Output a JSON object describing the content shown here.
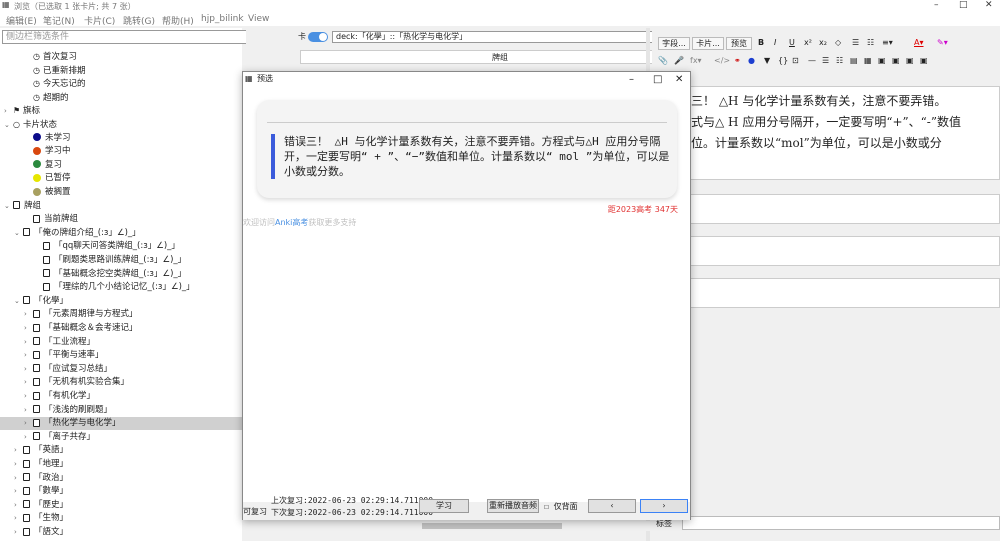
{
  "window": {
    "title": "浏览（已选取 1 张卡片; 共 7 张）",
    "minimize": "–",
    "maximize": "□",
    "close": "✕"
  },
  "menu": [
    "编辑(E)",
    "笔记(N)",
    "卡片(C)",
    "跳转(G)",
    "帮助(H)",
    "hjp_bilink",
    "View"
  ],
  "sidebar": {
    "search_placeholder": "侧边栏筛选条件",
    "items": [
      {
        "label": "首次复习",
        "indent": 2,
        "icon": "clock"
      },
      {
        "label": "已重新排期",
        "indent": 2,
        "icon": "clock"
      },
      {
        "label": "今天忘记的",
        "indent": 2,
        "icon": "clock"
      },
      {
        "label": "超期的",
        "indent": 2,
        "icon": "clock"
      },
      {
        "label": "旗标",
        "indent": 0,
        "icon": "flag",
        "arrow": "›"
      },
      {
        "label": "卡片状态",
        "indent": 0,
        "icon": "circle",
        "arrow": "⌄"
      },
      {
        "label": "未学习",
        "indent": 2,
        "dot": "#0b0b8a"
      },
      {
        "label": "学习中",
        "indent": 2,
        "dot": "#d9480f"
      },
      {
        "label": "复习",
        "indent": 2,
        "dot": "#2b8a3e"
      },
      {
        "label": "已暂停",
        "indent": 2,
        "dot": "#e6e600"
      },
      {
        "label": "被搁置",
        "indent": 2,
        "dot": "#a8a060"
      },
      {
        "label": "牌组",
        "indent": 0,
        "icon": "deck",
        "arrow": "⌄"
      },
      {
        "label": "当前牌组",
        "indent": 2,
        "icon": "deck2"
      },
      {
        "label": "「俺の牌组介绍_(:з」∠)_」",
        "indent": 1,
        "icon": "deck",
        "arrow": "⌄"
      },
      {
        "label": "「qq聊天问答类牌组_(:з」∠)_」",
        "indent": 3,
        "icon": "deck"
      },
      {
        "label": "「刷题类思路训练牌组_(:з」∠)_」",
        "indent": 3,
        "icon": "deck"
      },
      {
        "label": "「基础概念挖空类牌组_(:з」∠)_」",
        "indent": 3,
        "icon": "deck"
      },
      {
        "label": "「理综的几个小结论记忆_(:з」∠)_」",
        "indent": 3,
        "icon": "deck"
      },
      {
        "label": "「化學」",
        "indent": 1,
        "icon": "deck",
        "arrow": "⌄"
      },
      {
        "label": "「元素周期律与方程式」",
        "indent": 2,
        "icon": "deck",
        "arrow": "›"
      },
      {
        "label": "「基础概念＆会考速记」",
        "indent": 2,
        "icon": "deck",
        "arrow": "›"
      },
      {
        "label": "「工业流程」",
        "indent": 2,
        "icon": "deck",
        "arrow": "›"
      },
      {
        "label": "「平衡与速率」",
        "indent": 2,
        "icon": "deck",
        "arrow": "›"
      },
      {
        "label": "「应试复习总结」",
        "indent": 2,
        "icon": "deck",
        "arrow": "›"
      },
      {
        "label": "「无机有机实验合集」",
        "indent": 2,
        "icon": "deck",
        "arrow": "›"
      },
      {
        "label": "「有机化学」",
        "indent": 2,
        "icon": "deck",
        "arrow": "›"
      },
      {
        "label": "「浅浅的刷刷题」",
        "indent": 2,
        "icon": "deck",
        "arrow": "›"
      },
      {
        "label": "「热化学与电化学」",
        "indent": 2,
        "icon": "deck",
        "arrow": "›",
        "selected": true
      },
      {
        "label": "「离子共存」",
        "indent": 2,
        "icon": "deck",
        "arrow": "›"
      },
      {
        "label": "「英語」",
        "indent": 1,
        "icon": "deck",
        "arrow": "›"
      },
      {
        "label": "「地理」",
        "indent": 1,
        "icon": "deck",
        "arrow": "›"
      },
      {
        "label": "「政治」",
        "indent": 1,
        "icon": "deck",
        "arrow": "›"
      },
      {
        "label": "「數學」",
        "indent": 1,
        "icon": "deck",
        "arrow": "›"
      },
      {
        "label": "「歷史」",
        "indent": 1,
        "icon": "deck",
        "arrow": "›"
      },
      {
        "label": "「生物」",
        "indent": 1,
        "icon": "deck",
        "arrow": "›"
      },
      {
        "label": "「語文」",
        "indent": 1,
        "icon": "deck",
        "arrow": "›"
      }
    ]
  },
  "middle": {
    "toggle_label": "卡",
    "deck_select": "deck:「化學」::「热化学与电化学」",
    "column_header": "牌组"
  },
  "preview": {
    "title": "预选",
    "card_text": "错误三！ △H 与化学计量系数有关，注意不要弄错。方程式与△H 应用分号隔开，一定要写明“ + ”、“−”数值和单位。计量系数以“ mol ”为单位，可以是小数或分数。",
    "exam_note": "距2023高考 347天",
    "anki_prefix": "欢迎访问",
    "anki_link": "Anki高考",
    "anki_suffix": "获取更多支持",
    "review_label": "可复习",
    "last_review": "上次复习:2022-06-23 02:29:14.711000",
    "next_review": "下次复习:2022-06-23 02:29:14.711000",
    "study_button": "学习",
    "replay_button": "重新播放音频",
    "back_only_label": "仅背面",
    "prev_button": "‹",
    "next_button": "›"
  },
  "editor": {
    "fields_button": "字段...",
    "cards_button": "卡片...",
    "preview_button": "预览",
    "field1_lines": [
      "三！ △H 与化学计量系数有关，注意不要弄错。",
      "式与△ H 应用分号隔开，一定要写明“+”、“-”数值",
      "位。计量系数以“mol”为单位，可以是小数或分"
    ],
    "tags_label": "标签"
  },
  "colors": {
    "accent_blue": "#3b5bdb",
    "exam_red": "#e03131",
    "link_blue": "#4a90e2"
  }
}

### YOUR INSTRUCTIONS
Find all lines with "一定要写明" in them and copy each one.

### EXERCISE ANSWER
    "card_text": "错误三！ △H 与化学计量系数有关，注意不要弄错。方程式与△H 应用分号隔开，一定要写明“ + ”、“−”数值和单位。计量系数以“ mol ”为单位，可以是小数或分数。",
      "式与△ H 应用分号隔开，一定要写明“+”、“-”数值",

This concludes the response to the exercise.